- **Prompt**
Say how many lines include the word "title", using only a number.

- **Data for this task**
═══

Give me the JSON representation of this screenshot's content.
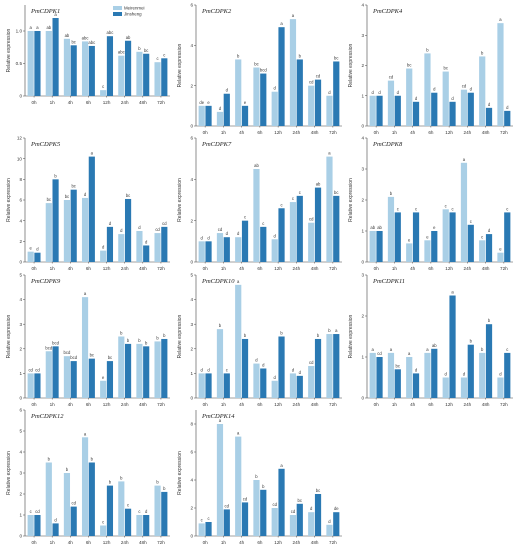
{
  "colors": {
    "series1": "#a9cfe6",
    "series2": "#2a79b3"
  },
  "chart_data": [
    {
      "type": "bar",
      "title": "PmCDPK1",
      "ylabel": "Relative expression",
      "ylim": [
        0,
        1.4
      ],
      "yticks": [
        0,
        0.5,
        1.0
      ],
      "categories": [
        "0h",
        "1h",
        "4h",
        "6h",
        "12h",
        "24h",
        "48h",
        "72h"
      ],
      "legend": {
        "entries": [
          "Meirenmei",
          "Jinsheng"
        ],
        "placement": "top-center"
      },
      "series": [
        {
          "name": "Meirenmei",
          "values": [
            1.0,
            1.0,
            0.88,
            0.84,
            0.09,
            0.62,
            0.68,
            0.52
          ],
          "labels": [
            "a",
            "ab",
            "ab",
            "abc",
            "c",
            "abc",
            "b",
            "c"
          ]
        },
        {
          "name": "Jinsheng",
          "values": [
            1.0,
            1.2,
            0.78,
            0.77,
            0.92,
            0.85,
            0.65,
            0.58
          ],
          "labels": [
            "a",
            "a",
            "bc",
            "abc",
            "abc",
            "ab",
            "bc",
            "c"
          ]
        }
      ]
    },
    {
      "type": "bar",
      "title": "PmCDPK2",
      "ylabel": "Relative expression",
      "ylim": [
        0,
        6
      ],
      "yticks": [
        0,
        2,
        4,
        6
      ],
      "categories": [
        "0h",
        "1h",
        "4h",
        "6h",
        "12h",
        "24h",
        "48h",
        "72h"
      ],
      "series": [
        {
          "name": "Meirenmei",
          "values": [
            1.0,
            0.7,
            3.3,
            2.9,
            1.7,
            5.3,
            2.0,
            1.5
          ],
          "labels": [
            "de",
            "d",
            "b",
            "bc",
            "d",
            "a",
            "cd",
            "d"
          ]
        },
        {
          "name": "Jinsheng",
          "values": [
            1.0,
            1.6,
            1.0,
            2.6,
            4.9,
            3.3,
            2.3,
            3.2
          ],
          "labels": [
            "e",
            "d",
            "e",
            "bcd",
            "a",
            "b",
            "cd",
            "bc"
          ]
        }
      ]
    },
    {
      "type": "bar",
      "title": "PmCDPK4",
      "ylabel": "Relative expression",
      "ylim": [
        0,
        4
      ],
      "yticks": [
        0,
        1,
        2,
        3,
        4
      ],
      "categories": [
        "0h",
        "1h",
        "4h",
        "6h",
        "12h",
        "24h",
        "48h",
        "72h"
      ],
      "series": [
        {
          "name": "Meirenmei",
          "values": [
            1.0,
            1.5,
            1.9,
            2.4,
            1.8,
            1.2,
            2.3,
            3.4
          ],
          "labels": [
            "d",
            "cd",
            "bc",
            "b",
            "bc",
            "cd",
            "b",
            "a"
          ]
        },
        {
          "name": "Jinsheng",
          "values": [
            1.0,
            1.0,
            0.8,
            1.1,
            0.8,
            1.1,
            0.6,
            0.5
          ],
          "labels": [
            "d",
            "d",
            "d",
            "d",
            "d",
            "d",
            "d",
            "d"
          ]
        }
      ]
    },
    {
      "type": "bar",
      "title": "PmCDPK5",
      "ylabel": "Relative expression",
      "ylim": [
        0,
        12
      ],
      "yticks": [
        0,
        2,
        4,
        6,
        8,
        10,
        12
      ],
      "categories": [
        "0h",
        "1h",
        "4h",
        "6h",
        "12h",
        "24h",
        "48h",
        "72h"
      ],
      "series": [
        {
          "name": "Meirenmei",
          "values": [
            1.0,
            5.7,
            6.0,
            6.2,
            1.1,
            2.7,
            3.0,
            2.8
          ],
          "labels": [
            "e",
            "bc",
            "bc",
            "d",
            "d",
            "d",
            "d",
            "cd"
          ]
        },
        {
          "name": "Jinsheng",
          "values": [
            0.9,
            8.0,
            7.0,
            10.2,
            3.4,
            6.1,
            1.6,
            3.4
          ],
          "labels": [
            "d",
            "b",
            "bc",
            "a",
            "d",
            "bc",
            "d",
            "cd"
          ]
        }
      ]
    },
    {
      "type": "bar",
      "title": "PmCDPK7",
      "ylabel": "Relative expression",
      "ylim": [
        0,
        6
      ],
      "yticks": [
        0,
        2,
        4,
        6
      ],
      "categories": [
        "0h",
        "1h",
        "4h",
        "6h",
        "12h",
        "24h",
        "48h",
        "72h"
      ],
      "series": [
        {
          "name": "Meirenmei",
          "values": [
            1.0,
            1.4,
            1.2,
            4.5,
            1.1,
            2.9,
            1.9,
            5.1
          ],
          "labels": [
            "d",
            "cd",
            "d",
            "ab",
            "d",
            "c",
            "cd",
            "a"
          ]
        },
        {
          "name": "Jinsheng",
          "values": [
            1.0,
            1.2,
            2.0,
            1.7,
            2.6,
            3.2,
            3.6,
            3.2
          ],
          "labels": [
            "d",
            "d",
            "c",
            "c",
            "c",
            "c",
            "ab",
            "bc"
          ]
        }
      ]
    },
    {
      "type": "bar",
      "title": "PmCDPK8",
      "ylabel": "Relative expression",
      "ylim": [
        0,
        4
      ],
      "yticks": [
        0,
        1,
        2,
        3,
        4
      ],
      "categories": [
        "0h",
        "1h",
        "4h",
        "6h",
        "12h",
        "24h",
        "48h",
        "72h"
      ],
      "series": [
        {
          "name": "Meirenmei",
          "values": [
            1.0,
            2.1,
            0.6,
            0.7,
            1.7,
            3.2,
            0.7,
            0.3
          ],
          "labels": [
            "ab",
            "b",
            "e",
            "e",
            "c",
            "a",
            "c",
            "e"
          ]
        },
        {
          "name": "Jinsheng",
          "values": [
            1.0,
            1.6,
            1.6,
            1.0,
            1.6,
            1.2,
            0.9,
            1.6
          ],
          "labels": [
            "ab",
            "c",
            "c",
            "e",
            "c",
            "c",
            "d",
            "c"
          ]
        }
      ]
    },
    {
      "type": "bar",
      "title": "PmCDPK9",
      "ylabel": "Relative expression",
      "ylim": [
        0,
        5
      ],
      "yticks": [
        0,
        1,
        2,
        3,
        4,
        5
      ],
      "categories": [
        "0h",
        "1h",
        "4h",
        "6h",
        "12h",
        "24h",
        "48h",
        "72h"
      ],
      "series": [
        {
          "name": "Meirenmei",
          "values": [
            1.0,
            1.9,
            1.7,
            4.1,
            0.7,
            2.5,
            2.2,
            2.3
          ],
          "labels": [
            "cd",
            "bcd",
            "bcd",
            "a",
            "e",
            "b",
            "b",
            "b"
          ]
        },
        {
          "name": "Jinsheng",
          "values": [
            1.0,
            2.1,
            1.5,
            1.6,
            1.5,
            2.2,
            2.1,
            2.4
          ],
          "labels": [
            "cd",
            "bcd",
            "bcd",
            "bc",
            "bc",
            "b",
            "b",
            "b"
          ]
        }
      ]
    },
    {
      "type": "bar",
      "title": "PmCDPK10",
      "ylabel": "Relative expression",
      "ylim": [
        0,
        5
      ],
      "yticks": [
        0,
        1,
        2,
        3,
        4,
        5
      ],
      "categories": [
        "0h",
        "1h",
        "4h",
        "6h",
        "12h",
        "24h",
        "48h",
        "72h"
      ],
      "series": [
        {
          "name": "Meirenmei",
          "values": [
            1.0,
            2.8,
            4.6,
            1.4,
            0.7,
            1.0,
            1.3,
            2.6
          ],
          "labels": [
            "d",
            "b",
            "a",
            "d",
            "d",
            "d",
            "cd",
            "b"
          ]
        },
        {
          "name": "Jinsheng",
          "values": [
            1.0,
            1.0,
            2.4,
            1.2,
            2.5,
            0.9,
            2.4,
            2.6
          ],
          "labels": [
            "d",
            "c",
            "b",
            "d",
            "b",
            "d",
            "b",
            "a"
          ]
        }
      ]
    },
    {
      "type": "bar",
      "title": "PmCDPK11",
      "ylabel": "Relative expression",
      "ylim": [
        0,
        3
      ],
      "yticks": [
        0,
        1,
        2,
        3
      ],
      "categories": [
        "0h",
        "1h",
        "4h",
        "6h",
        "12h",
        "24h",
        "48h",
        "72h"
      ],
      "series": [
        {
          "name": "Meirenmei",
          "values": [
            1.1,
            1.1,
            1.0,
            1.1,
            0.5,
            0.5,
            1.1,
            0.5
          ],
          "labels": [
            "a",
            "a",
            "a",
            "a",
            "d",
            "d",
            "b",
            "d"
          ]
        },
        {
          "name": "Jinsheng",
          "values": [
            1.0,
            0.7,
            0.6,
            1.2,
            2.5,
            1.3,
            1.8,
            1.1
          ],
          "labels": [
            "cd",
            "bc",
            "d",
            "ab",
            "a",
            "b",
            "b",
            "c"
          ]
        }
      ]
    },
    {
      "type": "bar",
      "title": "PmCDPK12",
      "ylabel": "Relative expression",
      "ylim": [
        0,
        6
      ],
      "yticks": [
        0,
        1,
        2,
        3,
        4,
        5,
        6
      ],
      "categories": [
        "0h",
        "1h",
        "4h",
        "6h",
        "12h",
        "24h",
        "48h",
        "72h"
      ],
      "series": [
        {
          "name": "Meirenmei",
          "values": [
            1.0,
            3.5,
            3.0,
            4.7,
            0.5,
            2.6,
            1.0,
            2.4
          ],
          "labels": [
            "c",
            "b",
            "b",
            "a",
            "c",
            "b",
            "c",
            "b"
          ]
        },
        {
          "name": "Jinsheng",
          "values": [
            1.0,
            0.6,
            1.4,
            3.5,
            2.4,
            1.3,
            1.0,
            2.1
          ],
          "labels": [
            "cd",
            "d",
            "cd",
            "b",
            "b",
            "c",
            "d",
            "b"
          ]
        }
      ]
    },
    {
      "type": "bar",
      "title": "PmCDPK14",
      "ylabel": "Relative expression",
      "ylim": [
        0,
        9
      ],
      "yticks": [
        0,
        2,
        4,
        6,
        8
      ],
      "categories": [
        "0h",
        "1h",
        "4h",
        "6h",
        "12h",
        "24h",
        "48h",
        "72h"
      ],
      "series": [
        {
          "name": "Meirenmei",
          "values": [
            0.9,
            8.0,
            7.1,
            4.0,
            2.0,
            1.5,
            1.7,
            0.8
          ],
          "labels": [
            "c",
            "a",
            "a",
            "b",
            "cd",
            "cd",
            "d",
            "d"
          ]
        },
        {
          "name": "Jinsheng",
          "values": [
            1.0,
            1.9,
            2.4,
            3.3,
            4.8,
            2.3,
            3.0,
            1.7
          ],
          "labels": [
            "c",
            "cd",
            "cd",
            "b",
            "a",
            "bc",
            "bc",
            "de"
          ]
        }
      ]
    }
  ]
}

═══

- **Exercise result**
11